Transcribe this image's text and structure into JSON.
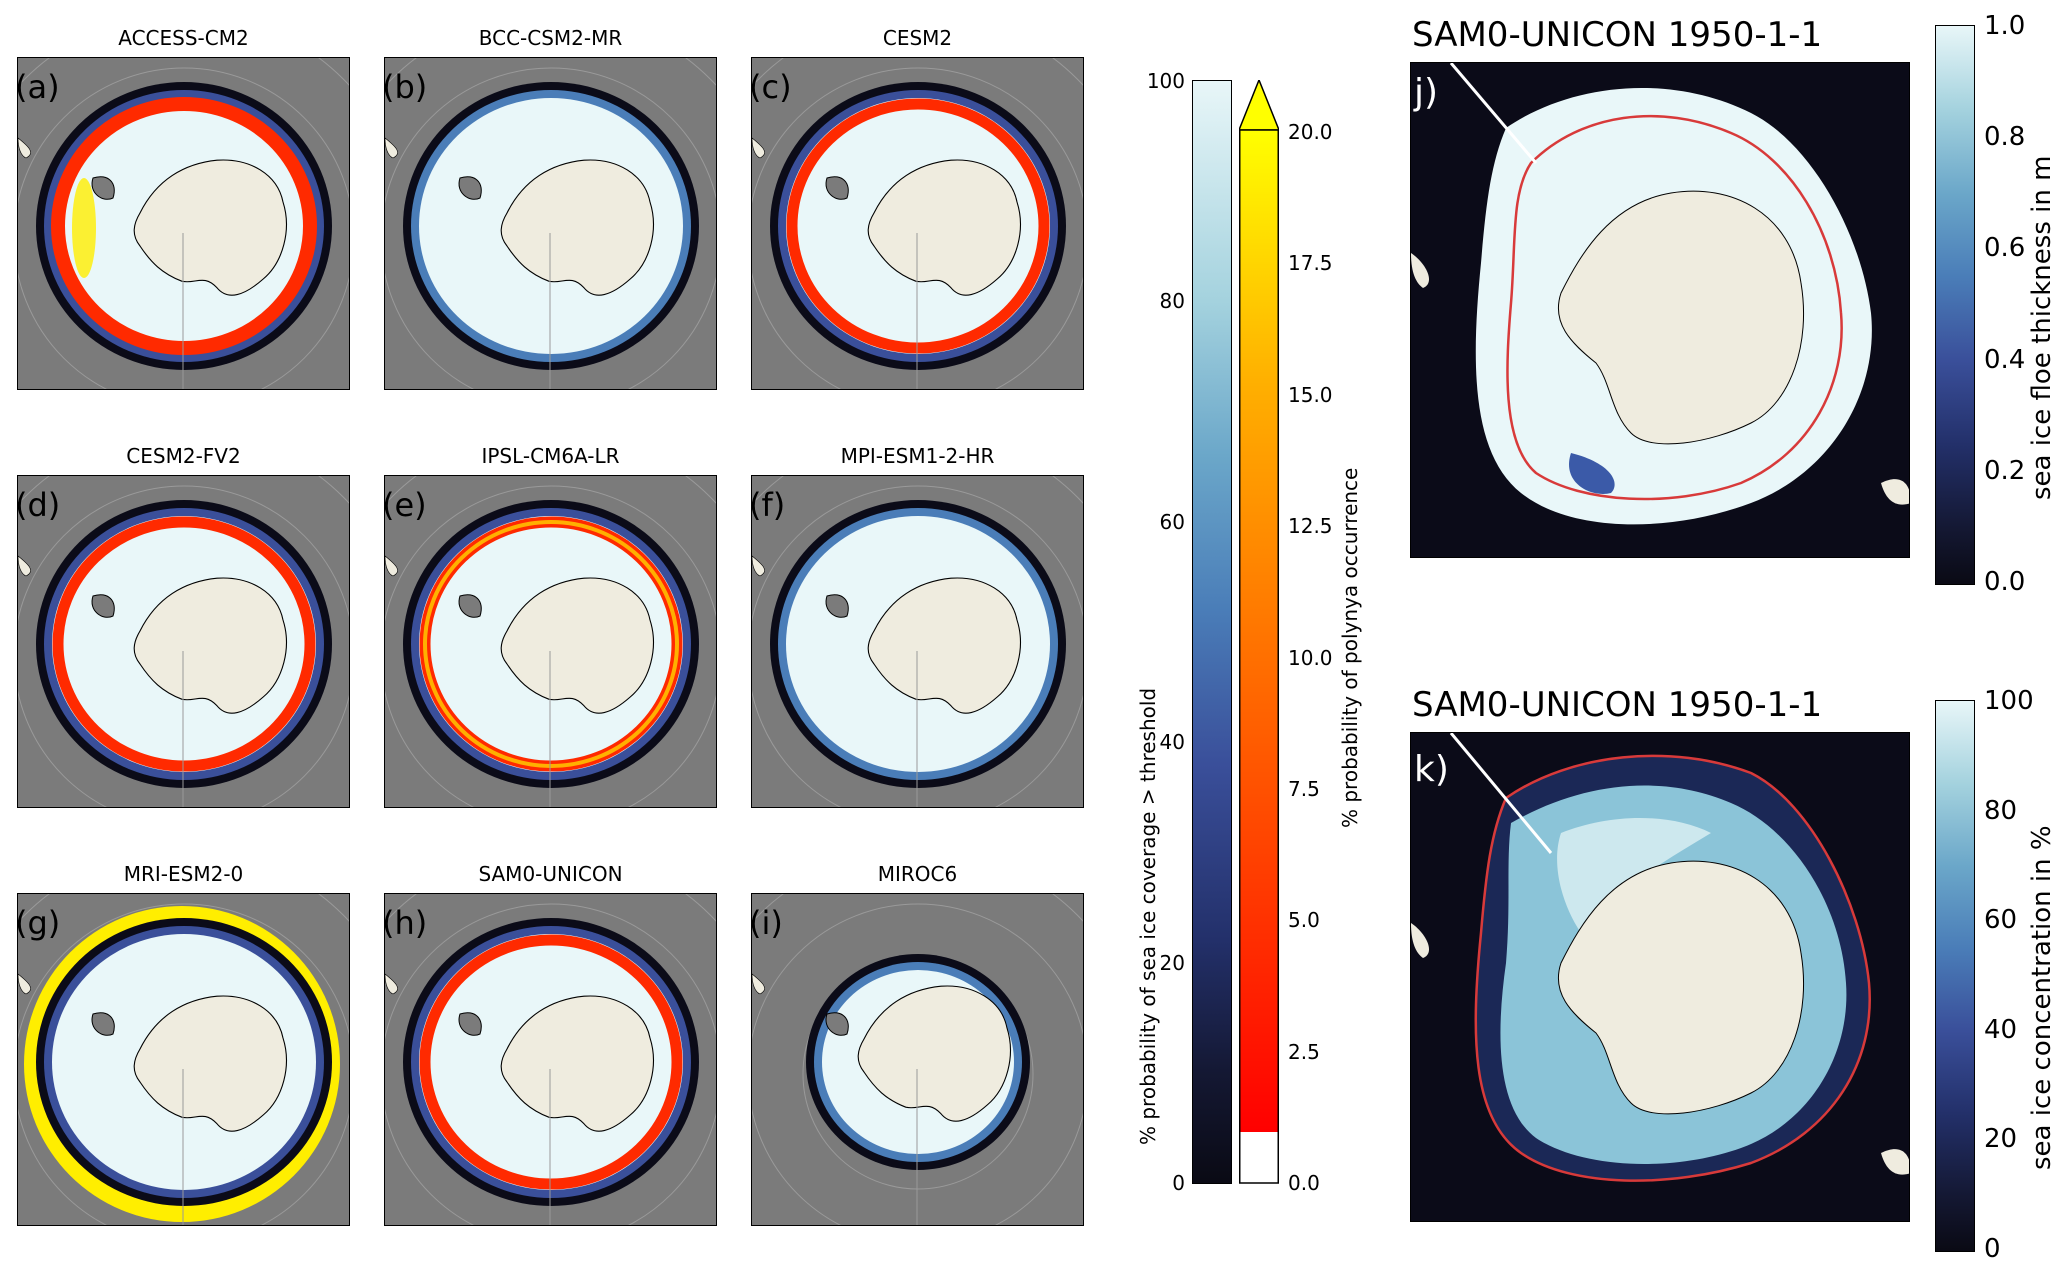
{
  "panels": [
    {
      "letter": "(a)",
      "title": "ACCESS-CM2",
      "style": "dense"
    },
    {
      "letter": "(b)",
      "title": "BCC-CSM2-MR",
      "style": "blue"
    },
    {
      "letter": "(c)",
      "title": "CESM2",
      "style": "ring"
    },
    {
      "letter": "(d)",
      "title": "CESM2-FV2",
      "style": "ring"
    },
    {
      "letter": "(e)",
      "title": "IPSL-CM6A-LR",
      "style": "ringyellow"
    },
    {
      "letter": "(f)",
      "title": "MPI-ESM1-2-HR",
      "style": "plain"
    },
    {
      "letter": "(g)",
      "title": "MRI-ESM2-0",
      "style": "yellow"
    },
    {
      "letter": "(h)",
      "title": "SAM0-UNICON",
      "style": "ring"
    },
    {
      "letter": "(i)",
      "title": "MIROC6",
      "style": "small"
    }
  ],
  "colorbar_ice": {
    "label": "% probability of sea ice coverage > threshold",
    "ticks": [
      "0",
      "20",
      "40",
      "60",
      "80",
      "100"
    ],
    "range": [
      0,
      100
    ]
  },
  "colorbar_polynya": {
    "label": "% probability of polynya occurrence",
    "ticks": [
      "0.0",
      "2.5",
      "5.0",
      "7.5",
      "10.0",
      "12.5",
      "15.0",
      "17.5",
      "20.0"
    ],
    "range": [
      0,
      20
    ]
  },
  "panel_j": {
    "letter": "j)",
    "title": "SAM0-UNICON 1950-1-1",
    "cbar_label": "sea ice floe thickness in m",
    "ticks": [
      "0.0",
      "0.2",
      "0.4",
      "0.6",
      "0.8",
      "1.0"
    ]
  },
  "panel_k": {
    "letter": "k)",
    "title": "SAM0-UNICON 1950-1-1",
    "cbar_label": "sea ice concentration in %",
    "ticks": [
      "0",
      "20",
      "40",
      "60",
      "80",
      "100"
    ]
  },
  "colors": {
    "ocean_gray": "#7b7b7b",
    "land": "#efecdf",
    "ice_light": "#e9f7f9",
    "ocean_dark": "#0b0b18",
    "polynya_red": "#ff2a00",
    "polynya_yellow": "#ffee00",
    "contour_red": "#d83a3a"
  }
}
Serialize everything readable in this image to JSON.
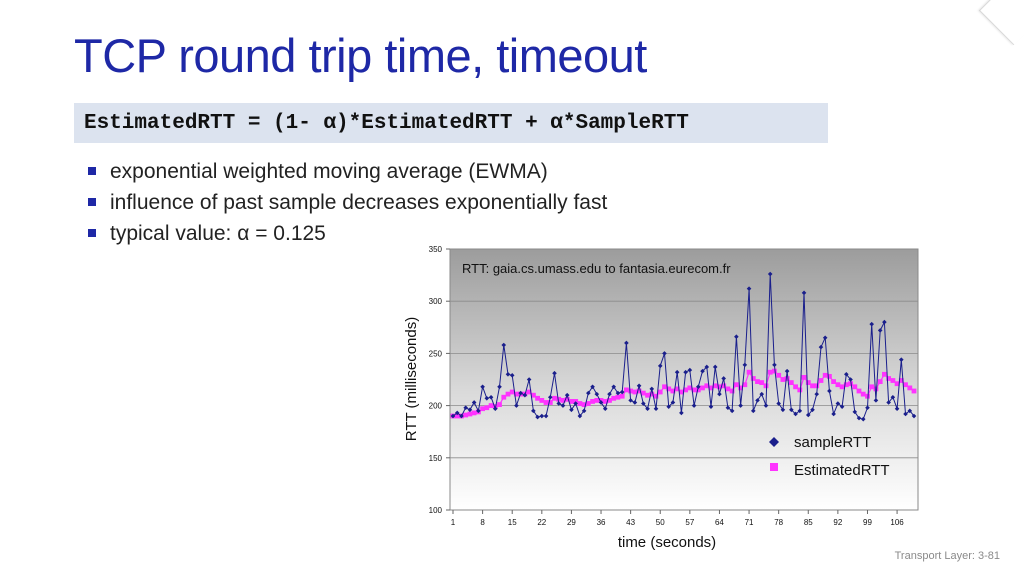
{
  "slide": {
    "title": "TCP round trip time, timeout",
    "formula": "EstimatedRTT = (1- α)*EstimatedRTT + α*SampleRTT",
    "bullets": [
      "exponential weighted moving average (EWMA)",
      "influence of past sample decreases exponentially fast",
      "typical value: α = 0.125"
    ],
    "footer": "Transport Layer: 3-81"
  },
  "colors": {
    "title": "#1e28a6",
    "formula_bg": "#dce3ef",
    "sample": "#1a1f8c",
    "estimated": "#ff33ff"
  },
  "chart_data": {
    "type": "line",
    "title": "RTT: gaia.cs.umass.edu to fantasia.eurecom.fr",
    "xlabel": "time (seconds)",
    "ylabel": "RTT (milliseconds)",
    "ylim": [
      100,
      350
    ],
    "yticks": [
      100,
      150,
      200,
      250,
      300,
      350
    ],
    "xticks": [
      1,
      8,
      15,
      22,
      29,
      36,
      43,
      50,
      57,
      64,
      71,
      78,
      85,
      92,
      99,
      106
    ],
    "xlim": [
      1,
      110
    ],
    "legend_position": "bottom-right",
    "background": "gradient-gray",
    "grid": "horizontal",
    "series": [
      {
        "name": "sampleRTT",
        "marker": "diamond",
        "x": [
          1,
          2,
          3,
          4,
          5,
          6,
          7,
          8,
          9,
          10,
          11,
          12,
          13,
          14,
          15,
          16,
          17,
          18,
          19,
          20,
          21,
          22,
          23,
          24,
          25,
          26,
          27,
          28,
          29,
          30,
          31,
          32,
          33,
          34,
          35,
          36,
          37,
          38,
          39,
          40,
          41,
          42,
          43,
          44,
          45,
          46,
          47,
          48,
          49,
          50,
          51,
          52,
          53,
          54,
          55,
          56,
          57,
          58,
          59,
          60,
          61,
          62,
          63,
          64,
          65,
          66,
          67,
          68,
          69,
          70,
          71,
          72,
          73,
          74,
          75,
          76,
          77,
          78,
          79,
          80,
          81,
          82,
          83,
          84,
          85,
          86,
          87,
          88,
          89,
          90,
          91,
          92,
          93,
          94,
          95,
          96,
          97,
          98,
          99,
          100,
          101,
          102,
          103,
          104,
          105,
          106,
          107,
          108,
          109,
          110
        ],
        "values": [
          190,
          193,
          190,
          198,
          196,
          203,
          195,
          218,
          207,
          208,
          197,
          218,
          258,
          230,
          229,
          200,
          212,
          210,
          225,
          195,
          189,
          190,
          190,
          208,
          231,
          202,
          200,
          210,
          196,
          202,
          190,
          195,
          212,
          218,
          211,
          203,
          197,
          211,
          218,
          212,
          213,
          260,
          205,
          203,
          219,
          202,
          197,
          216,
          197,
          238,
          250,
          199,
          203,
          232,
          193,
          232,
          234,
          200,
          218,
          233,
          237,
          199,
          237,
          211,
          226,
          198,
          195,
          266,
          200,
          239,
          312,
          195,
          205,
          211,
          200,
          326,
          239,
          202,
          196,
          233,
          196,
          192,
          195,
          308,
          191,
          196,
          211,
          256,
          265,
          214,
          192,
          202,
          199,
          230,
          225,
          194,
          188,
          187,
          198,
          278,
          205,
          272,
          280,
          203,
          208,
          197,
          244,
          192,
          195,
          190
        ]
      },
      {
        "name": "EstimatedRTT",
        "marker": "square",
        "x": [
          1,
          2,
          3,
          4,
          5,
          6,
          7,
          8,
          9,
          10,
          11,
          12,
          13,
          14,
          15,
          16,
          17,
          18,
          19,
          20,
          21,
          22,
          23,
          24,
          25,
          26,
          27,
          28,
          29,
          30,
          31,
          32,
          33,
          34,
          35,
          36,
          37,
          38,
          39,
          40,
          41,
          42,
          43,
          44,
          45,
          46,
          47,
          48,
          49,
          50,
          51,
          52,
          53,
          54,
          55,
          56,
          57,
          58,
          59,
          60,
          61,
          62,
          63,
          64,
          65,
          66,
          67,
          68,
          69,
          70,
          71,
          72,
          73,
          74,
          75,
          76,
          77,
          78,
          79,
          80,
          81,
          82,
          83,
          84,
          85,
          86,
          87,
          88,
          89,
          90,
          91,
          92,
          93,
          94,
          95,
          96,
          97,
          98,
          99,
          100,
          101,
          102,
          103,
          104,
          105,
          106,
          107,
          108,
          109,
          110
        ],
        "values": [
          190,
          190,
          190,
          191,
          192,
          193,
          194,
          197,
          198,
          200,
          199,
          201,
          208,
          211,
          213,
          211,
          211,
          211,
          213,
          210,
          207,
          205,
          203,
          203,
          207,
          206,
          205,
          206,
          204,
          204,
          202,
          201,
          202,
          204,
          205,
          205,
          204,
          205,
          207,
          208,
          209,
          215,
          214,
          213,
          214,
          212,
          210,
          211,
          209,
          213,
          218,
          216,
          214,
          216,
          213,
          215,
          217,
          215,
          215,
          217,
          219,
          217,
          219,
          218,
          219,
          216,
          214,
          220,
          217,
          220,
          232,
          226,
          223,
          222,
          219,
          232,
          233,
          229,
          225,
          226,
          222,
          218,
          215,
          227,
          222,
          219,
          219,
          224,
          229,
          228,
          223,
          220,
          218,
          220,
          221,
          218,
          214,
          211,
          209,
          218,
          216,
          223,
          230,
          226,
          224,
          221,
          224,
          220,
          217,
          214
        ]
      }
    ]
  }
}
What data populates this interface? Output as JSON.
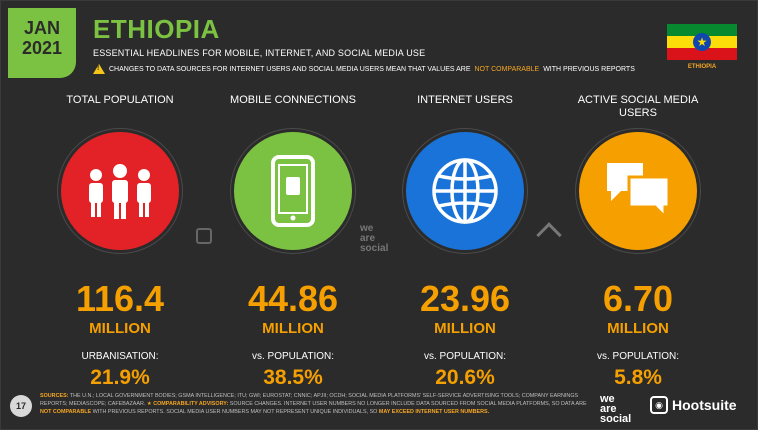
{
  "header": {
    "month": "JAN",
    "year": "2021",
    "title": "ETHIOPIA",
    "subtitle": "ESSENTIAL HEADLINES FOR MOBILE, INTERNET, AND SOCIAL MEDIA USE",
    "warning_pre": "CHANGES TO DATA SOURCES FOR INTERNET USERS AND SOCIAL MEDIA USERS MEAN THAT VALUES ARE",
    "warning_highlight": "NOT COMPARABLE",
    "warning_post": "WITH PREVIOUS REPORTS",
    "flag_label": "ETHIOPIA"
  },
  "stats": [
    {
      "label": "TOTAL POPULATION",
      "value": "116.4",
      "unit": "MILLION",
      "sub_label": "URBANISATION:",
      "sub_value": "21.9%",
      "icon": "people-icon",
      "color": "#e32227"
    },
    {
      "label": "MOBILE CONNECTIONS",
      "value": "44.86",
      "unit": "MILLION",
      "sub_label": "vs. POPULATION:",
      "sub_value": "38.5%",
      "icon": "mobile-phone-icon",
      "color": "#7cc242"
    },
    {
      "label": "INTERNET USERS",
      "value": "23.96",
      "unit": "MILLION",
      "sub_label": "vs. POPULATION:",
      "sub_value": "20.6%",
      "icon": "globe-icon",
      "color": "#1a73d8"
    },
    {
      "label": "ACTIVE SOCIAL MEDIA USERS",
      "value": "6.70",
      "unit": "MILLION",
      "sub_label": "vs. POPULATION:",
      "sub_value": "5.8%",
      "icon": "chat-bubbles-icon",
      "color": "#f5a000"
    }
  ],
  "watermark": {
    "was_line1": "we",
    "was_line2": "are",
    "was_line3": "social"
  },
  "footer": {
    "page": "17",
    "sources_label": "SOURCES:",
    "sources_text": "THE U.N.; LOCAL GOVERNMENT BODIES; GSMA INTELLIGENCE; ITU; GWI; EUROSTAT; CNNIC; APJII; OCDH; SOCIAL MEDIA PLATFORMS' SELF-SERVICE ADVERTISING TOOLS; COMPANY EARNINGS REPORTS; MEDIASCOPE; CAFEBAZAAR.",
    "advisory_label": "COMPARABILITY ADVISORY:",
    "advisory_text": "SOURCE CHANGES. INTERNET USER NUMBERS NO LONGER INCLUDE DATA SOURCED FROM SOCIAL MEDIA PLATFORMS, SO DATA ARE",
    "advisory_hl1": "NOT COMPARABLE",
    "advisory_text2": "WITH PREVIOUS REPORTS. SOCIAL MEDIA USER NUMBERS MAY NOT REPRESENT UNIQUE INDIVIDUALS, SO",
    "advisory_hl2": "MAY EXCEED INTERNET USER NUMBERS.",
    "brand1_l1": "we",
    "brand1_l2": "are",
    "brand1_l3": "social",
    "brand2": "Hootsuite"
  }
}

•••••

== What is asked ==
Look for lines containing the string "CHANGES" and copy them all.

== Answer to this task ==
    "warning_pre": "CHANGES TO DATA SOURCES FOR INTERNET USERS AND SOCIAL MEDIA USERS MEAN THAT VALUES ARE",
    "advisory_text": "SOURCE CHANGES. INTERNET USER NUMBERS NO LONGER INCLUDE DATA SOURCED FROM SOCIAL MEDIA PLATFORMS, SO DATA ARE",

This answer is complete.